Dataset entries:
((

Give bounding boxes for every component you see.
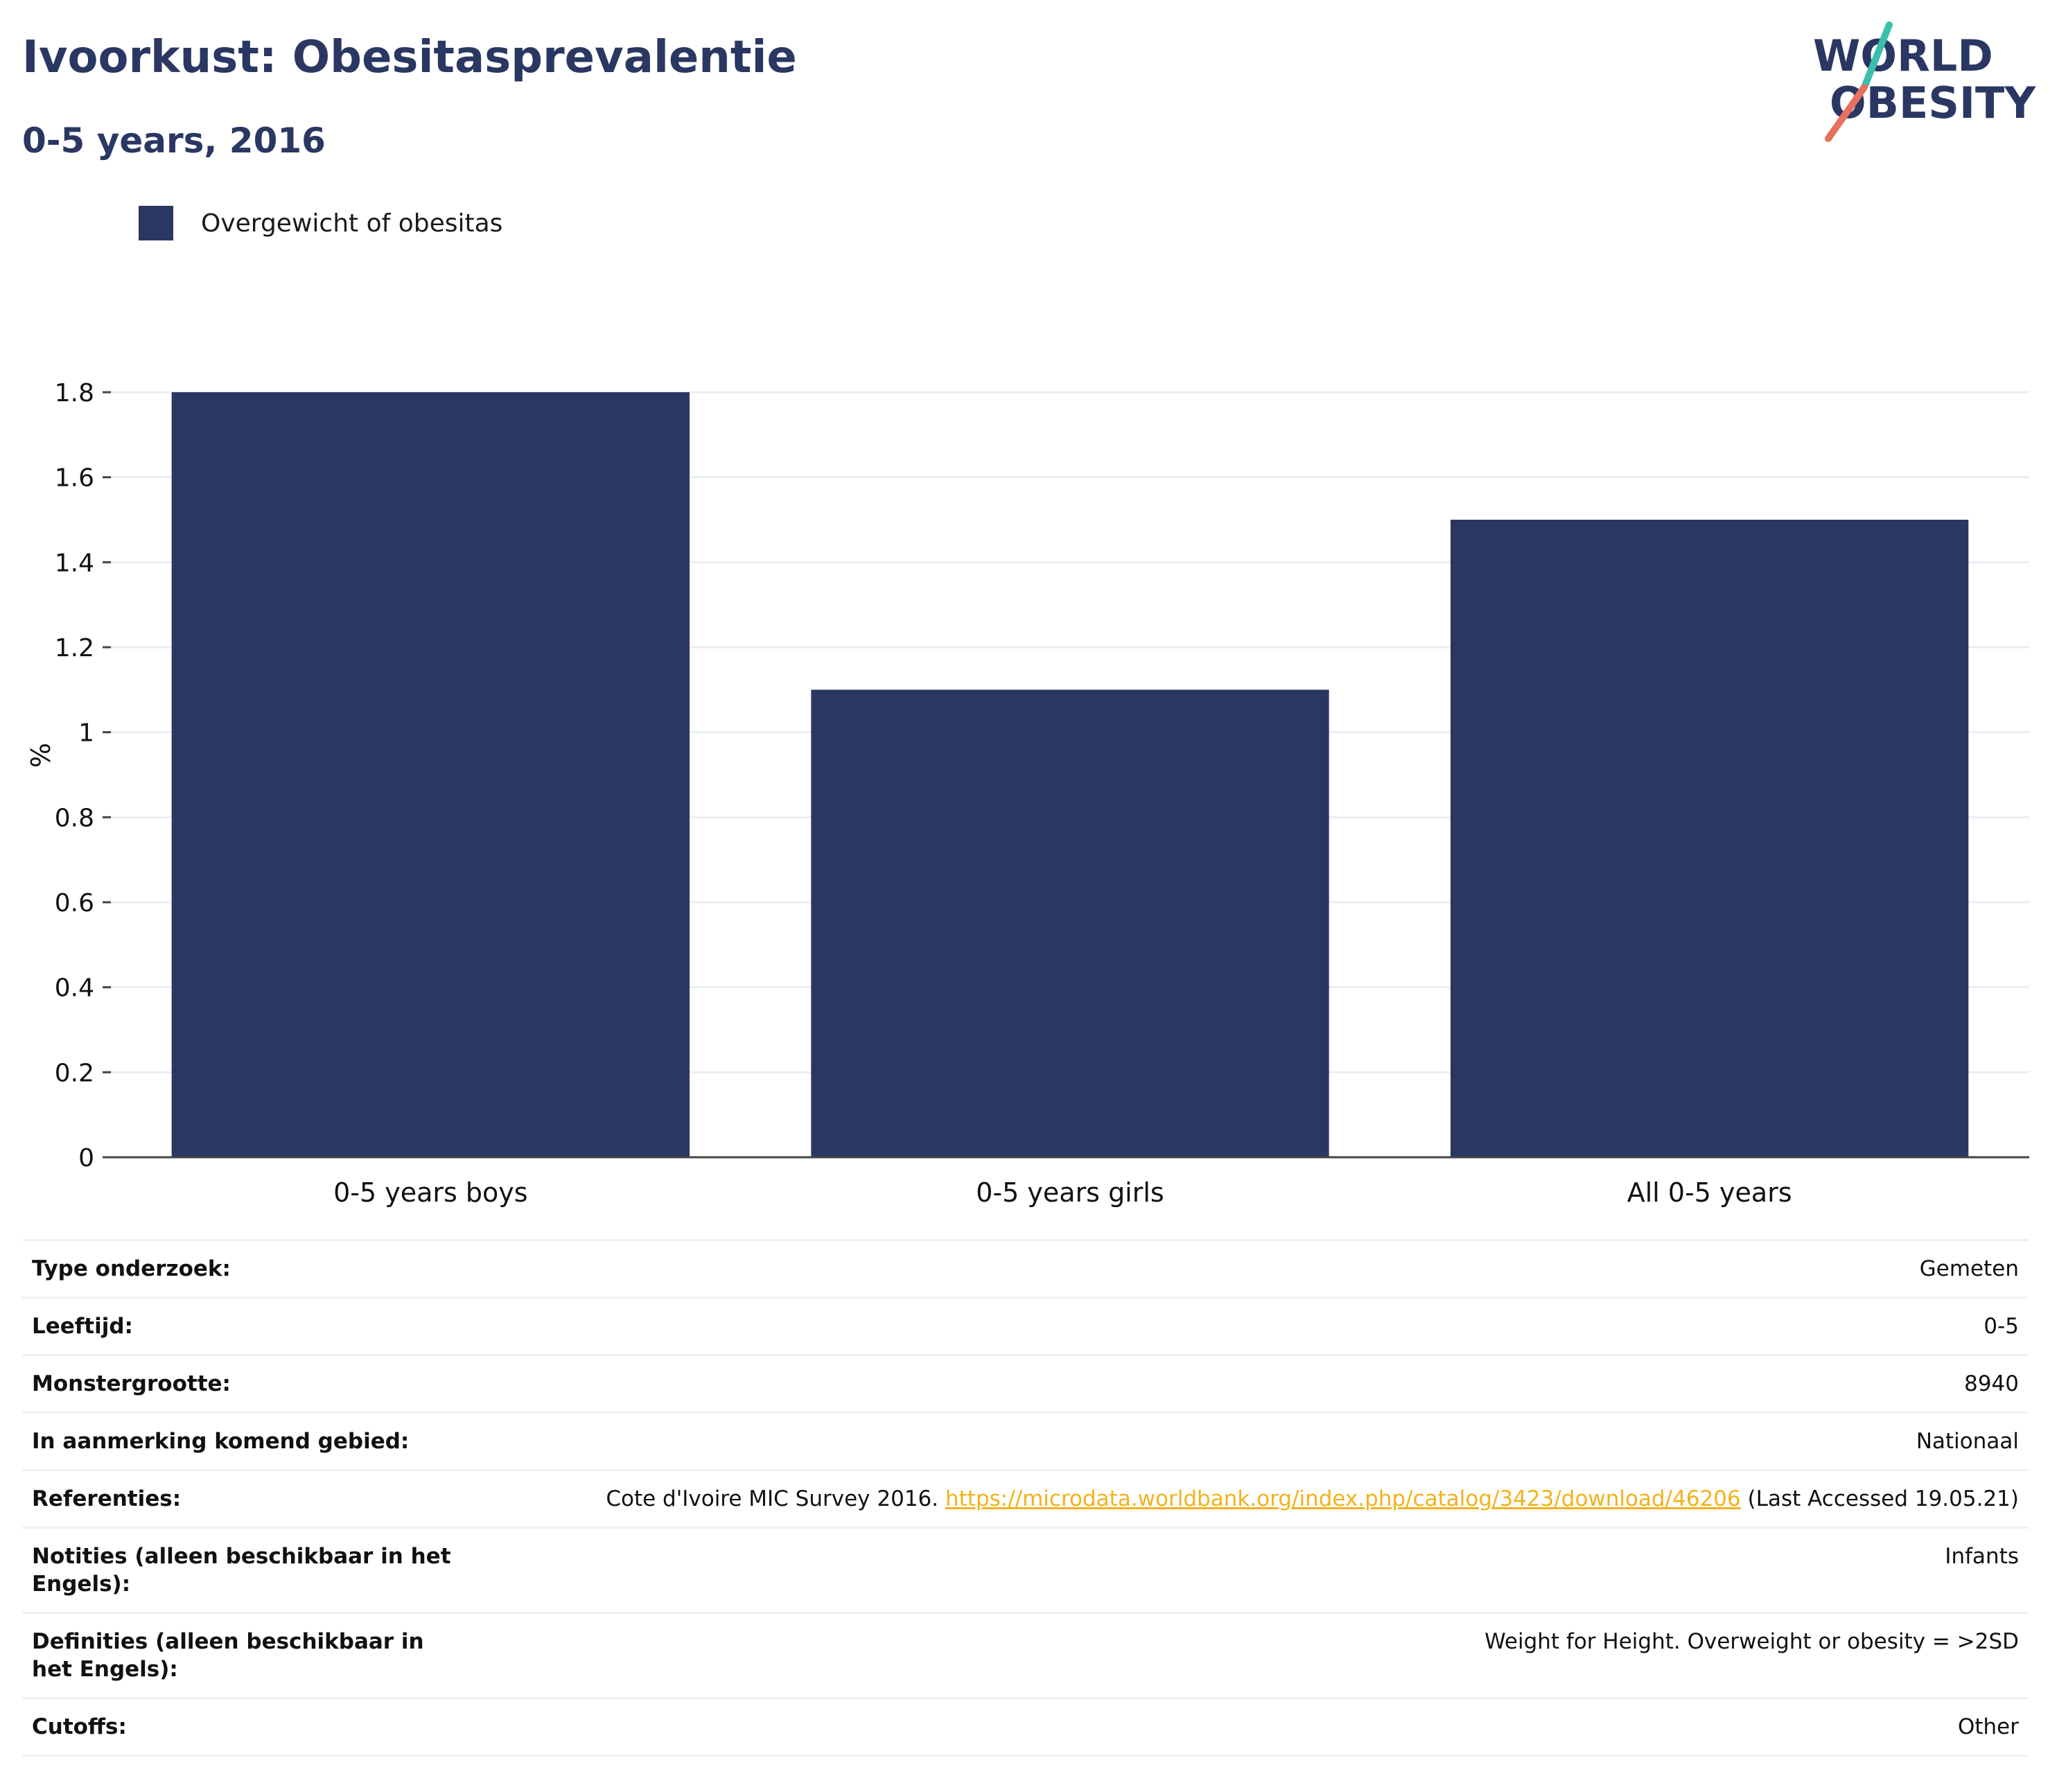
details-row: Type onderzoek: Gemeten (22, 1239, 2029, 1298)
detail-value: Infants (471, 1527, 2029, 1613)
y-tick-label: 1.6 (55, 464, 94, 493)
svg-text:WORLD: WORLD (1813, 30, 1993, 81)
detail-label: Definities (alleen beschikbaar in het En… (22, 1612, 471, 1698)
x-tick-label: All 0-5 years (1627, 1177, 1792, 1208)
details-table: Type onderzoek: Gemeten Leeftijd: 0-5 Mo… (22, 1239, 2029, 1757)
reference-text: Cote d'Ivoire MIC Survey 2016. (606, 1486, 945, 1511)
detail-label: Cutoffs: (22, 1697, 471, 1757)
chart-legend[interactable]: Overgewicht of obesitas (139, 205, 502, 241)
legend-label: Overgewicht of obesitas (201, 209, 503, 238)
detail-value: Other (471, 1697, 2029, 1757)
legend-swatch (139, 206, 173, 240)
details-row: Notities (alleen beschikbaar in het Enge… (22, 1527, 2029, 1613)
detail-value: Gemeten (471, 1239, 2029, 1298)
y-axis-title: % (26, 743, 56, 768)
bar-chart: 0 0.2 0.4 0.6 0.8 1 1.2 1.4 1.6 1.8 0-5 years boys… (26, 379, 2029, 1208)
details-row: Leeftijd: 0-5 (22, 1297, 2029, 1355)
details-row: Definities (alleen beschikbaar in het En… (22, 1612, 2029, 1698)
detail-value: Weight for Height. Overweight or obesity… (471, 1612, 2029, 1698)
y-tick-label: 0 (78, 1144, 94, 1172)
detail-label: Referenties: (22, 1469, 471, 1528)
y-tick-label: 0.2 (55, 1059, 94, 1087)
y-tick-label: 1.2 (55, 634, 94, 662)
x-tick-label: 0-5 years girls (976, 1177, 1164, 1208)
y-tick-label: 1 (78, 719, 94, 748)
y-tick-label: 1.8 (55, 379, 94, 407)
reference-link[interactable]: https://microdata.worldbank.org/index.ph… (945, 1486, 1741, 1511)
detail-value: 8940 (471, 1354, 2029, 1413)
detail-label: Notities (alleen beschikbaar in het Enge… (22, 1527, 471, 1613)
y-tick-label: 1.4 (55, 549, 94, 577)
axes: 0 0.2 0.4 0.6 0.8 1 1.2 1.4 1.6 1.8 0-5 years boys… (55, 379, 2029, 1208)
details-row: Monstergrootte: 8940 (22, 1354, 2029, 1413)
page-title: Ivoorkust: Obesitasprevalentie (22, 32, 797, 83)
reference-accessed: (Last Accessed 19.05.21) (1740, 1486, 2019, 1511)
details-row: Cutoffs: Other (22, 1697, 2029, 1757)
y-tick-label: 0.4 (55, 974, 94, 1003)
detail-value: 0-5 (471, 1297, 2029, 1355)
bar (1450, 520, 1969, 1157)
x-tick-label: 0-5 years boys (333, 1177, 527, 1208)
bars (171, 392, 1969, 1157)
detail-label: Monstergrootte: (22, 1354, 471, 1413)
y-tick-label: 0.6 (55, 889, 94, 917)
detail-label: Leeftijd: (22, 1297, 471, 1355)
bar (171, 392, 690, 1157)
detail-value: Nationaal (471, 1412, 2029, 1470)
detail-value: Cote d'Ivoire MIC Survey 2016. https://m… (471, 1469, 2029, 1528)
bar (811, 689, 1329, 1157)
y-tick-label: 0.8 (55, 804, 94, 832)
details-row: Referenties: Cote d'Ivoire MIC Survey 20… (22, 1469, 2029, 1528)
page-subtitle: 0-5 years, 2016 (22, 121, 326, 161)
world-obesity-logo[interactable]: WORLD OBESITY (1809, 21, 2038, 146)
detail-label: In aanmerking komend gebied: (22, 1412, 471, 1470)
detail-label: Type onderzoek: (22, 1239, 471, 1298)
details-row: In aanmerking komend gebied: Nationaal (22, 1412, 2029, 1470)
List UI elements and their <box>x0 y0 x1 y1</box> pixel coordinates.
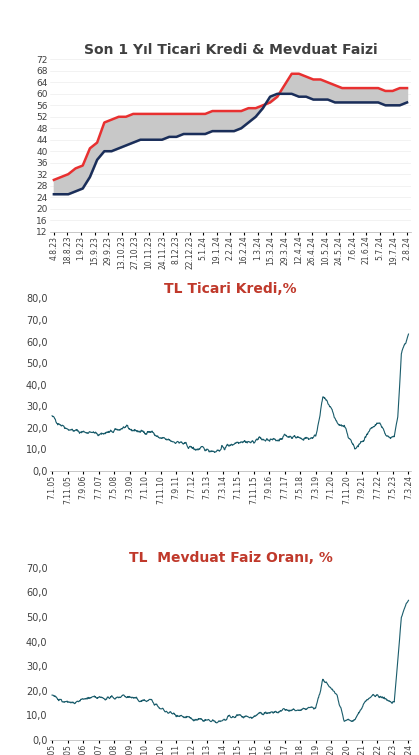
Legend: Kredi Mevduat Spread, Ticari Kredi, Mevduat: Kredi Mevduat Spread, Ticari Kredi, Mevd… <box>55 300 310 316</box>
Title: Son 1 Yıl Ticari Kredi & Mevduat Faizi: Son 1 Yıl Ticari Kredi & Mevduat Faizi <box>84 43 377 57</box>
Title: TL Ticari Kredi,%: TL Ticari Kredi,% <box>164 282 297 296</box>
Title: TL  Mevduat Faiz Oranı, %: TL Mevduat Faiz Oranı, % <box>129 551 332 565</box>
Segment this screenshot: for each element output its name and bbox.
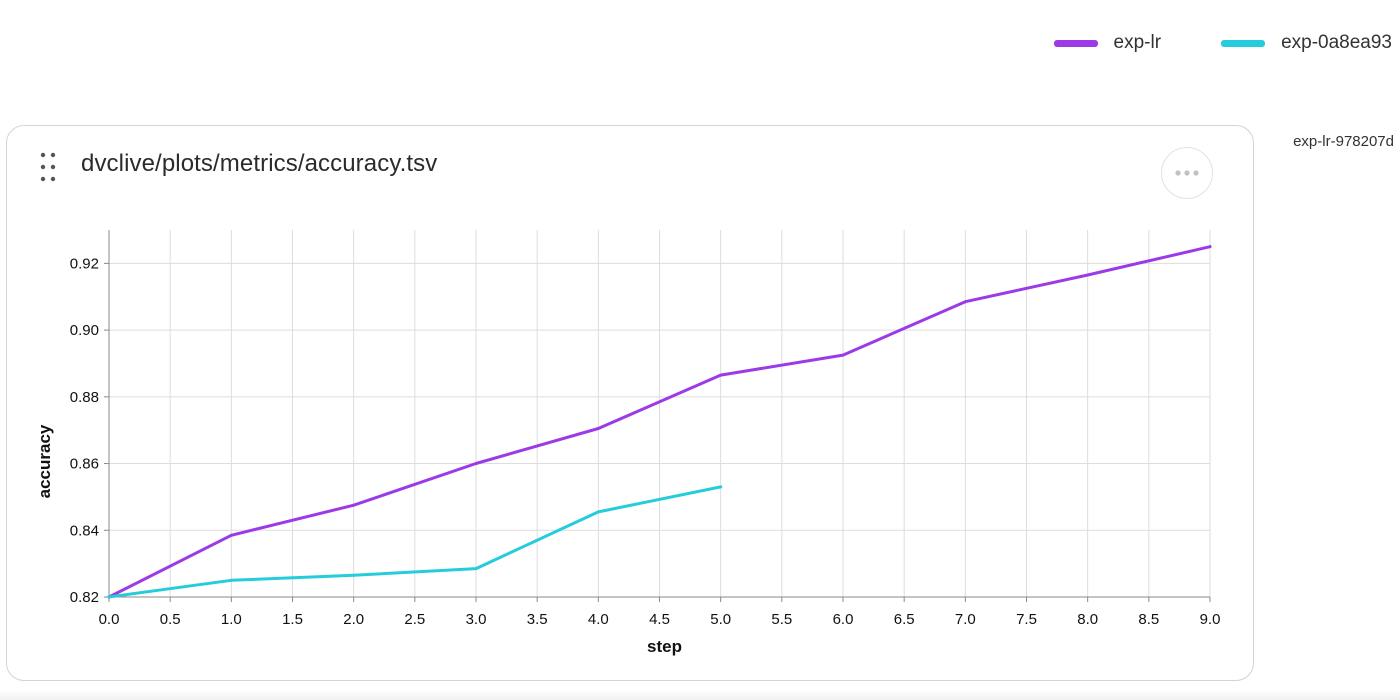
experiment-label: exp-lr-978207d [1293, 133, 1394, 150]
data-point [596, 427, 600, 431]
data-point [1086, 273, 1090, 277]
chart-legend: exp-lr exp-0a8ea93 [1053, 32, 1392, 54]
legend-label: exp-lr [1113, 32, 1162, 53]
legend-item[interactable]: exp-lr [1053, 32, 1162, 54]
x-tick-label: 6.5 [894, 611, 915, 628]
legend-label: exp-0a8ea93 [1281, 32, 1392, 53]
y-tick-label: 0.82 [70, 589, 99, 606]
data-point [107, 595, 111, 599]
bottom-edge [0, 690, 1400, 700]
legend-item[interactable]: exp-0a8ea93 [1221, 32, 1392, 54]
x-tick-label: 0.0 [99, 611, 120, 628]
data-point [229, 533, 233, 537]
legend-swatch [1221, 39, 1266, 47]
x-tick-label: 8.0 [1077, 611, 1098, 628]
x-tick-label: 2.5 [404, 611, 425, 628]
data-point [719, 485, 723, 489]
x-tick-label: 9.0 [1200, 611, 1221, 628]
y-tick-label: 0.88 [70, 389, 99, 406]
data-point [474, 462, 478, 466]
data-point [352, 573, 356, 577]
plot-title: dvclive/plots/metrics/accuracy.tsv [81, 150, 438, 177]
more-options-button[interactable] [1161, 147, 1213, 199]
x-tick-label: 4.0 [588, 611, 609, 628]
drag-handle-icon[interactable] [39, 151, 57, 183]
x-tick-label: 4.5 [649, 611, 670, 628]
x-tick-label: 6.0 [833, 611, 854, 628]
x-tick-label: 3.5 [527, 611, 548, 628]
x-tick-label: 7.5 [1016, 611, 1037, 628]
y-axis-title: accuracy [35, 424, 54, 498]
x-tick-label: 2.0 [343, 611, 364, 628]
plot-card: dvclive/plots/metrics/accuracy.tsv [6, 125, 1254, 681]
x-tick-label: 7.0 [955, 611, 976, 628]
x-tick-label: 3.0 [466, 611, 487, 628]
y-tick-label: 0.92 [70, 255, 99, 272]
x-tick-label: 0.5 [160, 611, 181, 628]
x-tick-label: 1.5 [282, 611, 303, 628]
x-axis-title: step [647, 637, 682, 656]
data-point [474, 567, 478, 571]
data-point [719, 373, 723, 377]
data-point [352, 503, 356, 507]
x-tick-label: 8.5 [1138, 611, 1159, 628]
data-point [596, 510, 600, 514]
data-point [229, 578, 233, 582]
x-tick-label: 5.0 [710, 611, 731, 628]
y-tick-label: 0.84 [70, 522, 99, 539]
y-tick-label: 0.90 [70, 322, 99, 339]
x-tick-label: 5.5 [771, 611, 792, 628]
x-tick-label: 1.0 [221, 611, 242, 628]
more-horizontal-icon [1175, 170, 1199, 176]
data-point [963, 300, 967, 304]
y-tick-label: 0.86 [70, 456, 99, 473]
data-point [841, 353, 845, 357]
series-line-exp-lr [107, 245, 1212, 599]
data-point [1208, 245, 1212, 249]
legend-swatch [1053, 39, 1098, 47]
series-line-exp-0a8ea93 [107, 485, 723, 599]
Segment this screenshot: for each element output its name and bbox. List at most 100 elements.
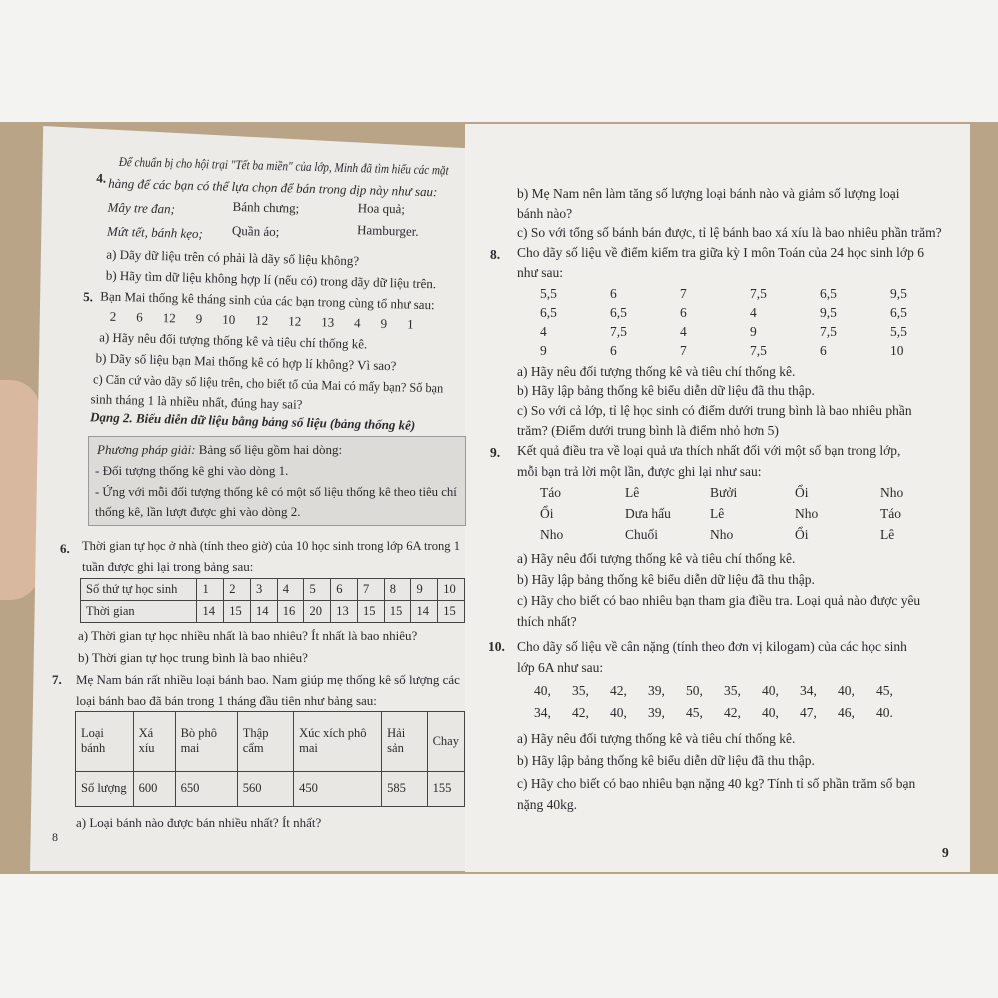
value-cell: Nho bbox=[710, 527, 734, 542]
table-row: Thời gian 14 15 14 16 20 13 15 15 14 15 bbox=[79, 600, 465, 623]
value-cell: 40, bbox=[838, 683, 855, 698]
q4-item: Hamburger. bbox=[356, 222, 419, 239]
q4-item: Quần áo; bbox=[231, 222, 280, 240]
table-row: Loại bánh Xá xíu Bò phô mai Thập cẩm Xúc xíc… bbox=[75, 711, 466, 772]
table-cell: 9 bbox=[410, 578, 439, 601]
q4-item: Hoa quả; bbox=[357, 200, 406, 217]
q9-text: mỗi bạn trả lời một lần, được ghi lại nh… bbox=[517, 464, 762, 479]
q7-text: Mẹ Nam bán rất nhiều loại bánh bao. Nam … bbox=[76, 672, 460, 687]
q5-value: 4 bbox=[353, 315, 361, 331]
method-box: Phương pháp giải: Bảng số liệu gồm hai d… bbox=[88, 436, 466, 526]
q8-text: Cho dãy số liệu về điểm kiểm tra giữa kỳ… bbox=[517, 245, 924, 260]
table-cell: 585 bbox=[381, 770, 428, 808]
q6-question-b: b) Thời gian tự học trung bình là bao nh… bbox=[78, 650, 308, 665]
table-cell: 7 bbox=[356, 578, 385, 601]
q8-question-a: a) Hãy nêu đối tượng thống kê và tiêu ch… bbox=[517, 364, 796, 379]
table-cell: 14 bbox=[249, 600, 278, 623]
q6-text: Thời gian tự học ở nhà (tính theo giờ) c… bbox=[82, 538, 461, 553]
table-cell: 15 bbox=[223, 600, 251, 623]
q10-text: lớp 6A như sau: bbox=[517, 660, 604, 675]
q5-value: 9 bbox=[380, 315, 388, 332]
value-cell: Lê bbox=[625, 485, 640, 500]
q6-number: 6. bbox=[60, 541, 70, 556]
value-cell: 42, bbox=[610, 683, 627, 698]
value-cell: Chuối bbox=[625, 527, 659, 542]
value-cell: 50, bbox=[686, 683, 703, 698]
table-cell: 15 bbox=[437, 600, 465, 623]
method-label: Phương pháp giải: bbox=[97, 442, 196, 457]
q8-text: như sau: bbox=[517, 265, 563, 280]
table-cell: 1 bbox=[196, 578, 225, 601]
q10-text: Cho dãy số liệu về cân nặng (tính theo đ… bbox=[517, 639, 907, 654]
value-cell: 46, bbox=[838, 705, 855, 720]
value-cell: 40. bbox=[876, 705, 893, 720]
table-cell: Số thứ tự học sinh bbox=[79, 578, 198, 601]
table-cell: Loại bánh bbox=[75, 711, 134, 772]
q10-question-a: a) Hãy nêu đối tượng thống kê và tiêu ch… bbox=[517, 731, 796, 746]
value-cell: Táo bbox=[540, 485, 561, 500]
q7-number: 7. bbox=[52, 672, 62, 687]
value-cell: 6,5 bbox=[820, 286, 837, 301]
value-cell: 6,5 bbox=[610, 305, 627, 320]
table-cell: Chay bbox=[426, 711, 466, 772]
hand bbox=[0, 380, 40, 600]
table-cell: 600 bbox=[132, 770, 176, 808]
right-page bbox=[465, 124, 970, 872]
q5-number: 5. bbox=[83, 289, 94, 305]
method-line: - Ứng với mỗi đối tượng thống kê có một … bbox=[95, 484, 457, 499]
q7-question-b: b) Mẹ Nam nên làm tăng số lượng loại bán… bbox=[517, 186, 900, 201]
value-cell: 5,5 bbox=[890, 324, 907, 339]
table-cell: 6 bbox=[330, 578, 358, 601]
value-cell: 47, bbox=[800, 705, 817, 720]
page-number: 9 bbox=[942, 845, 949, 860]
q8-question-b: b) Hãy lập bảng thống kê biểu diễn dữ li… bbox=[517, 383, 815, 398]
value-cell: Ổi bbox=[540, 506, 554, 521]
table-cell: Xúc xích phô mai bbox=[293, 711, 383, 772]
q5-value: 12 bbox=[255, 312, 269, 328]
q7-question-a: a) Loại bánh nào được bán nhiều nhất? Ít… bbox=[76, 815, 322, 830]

))

__Exercise directions__
How many lines in the records above contain the string "more"? Reply with the number alone.

__Result of this exercise__
2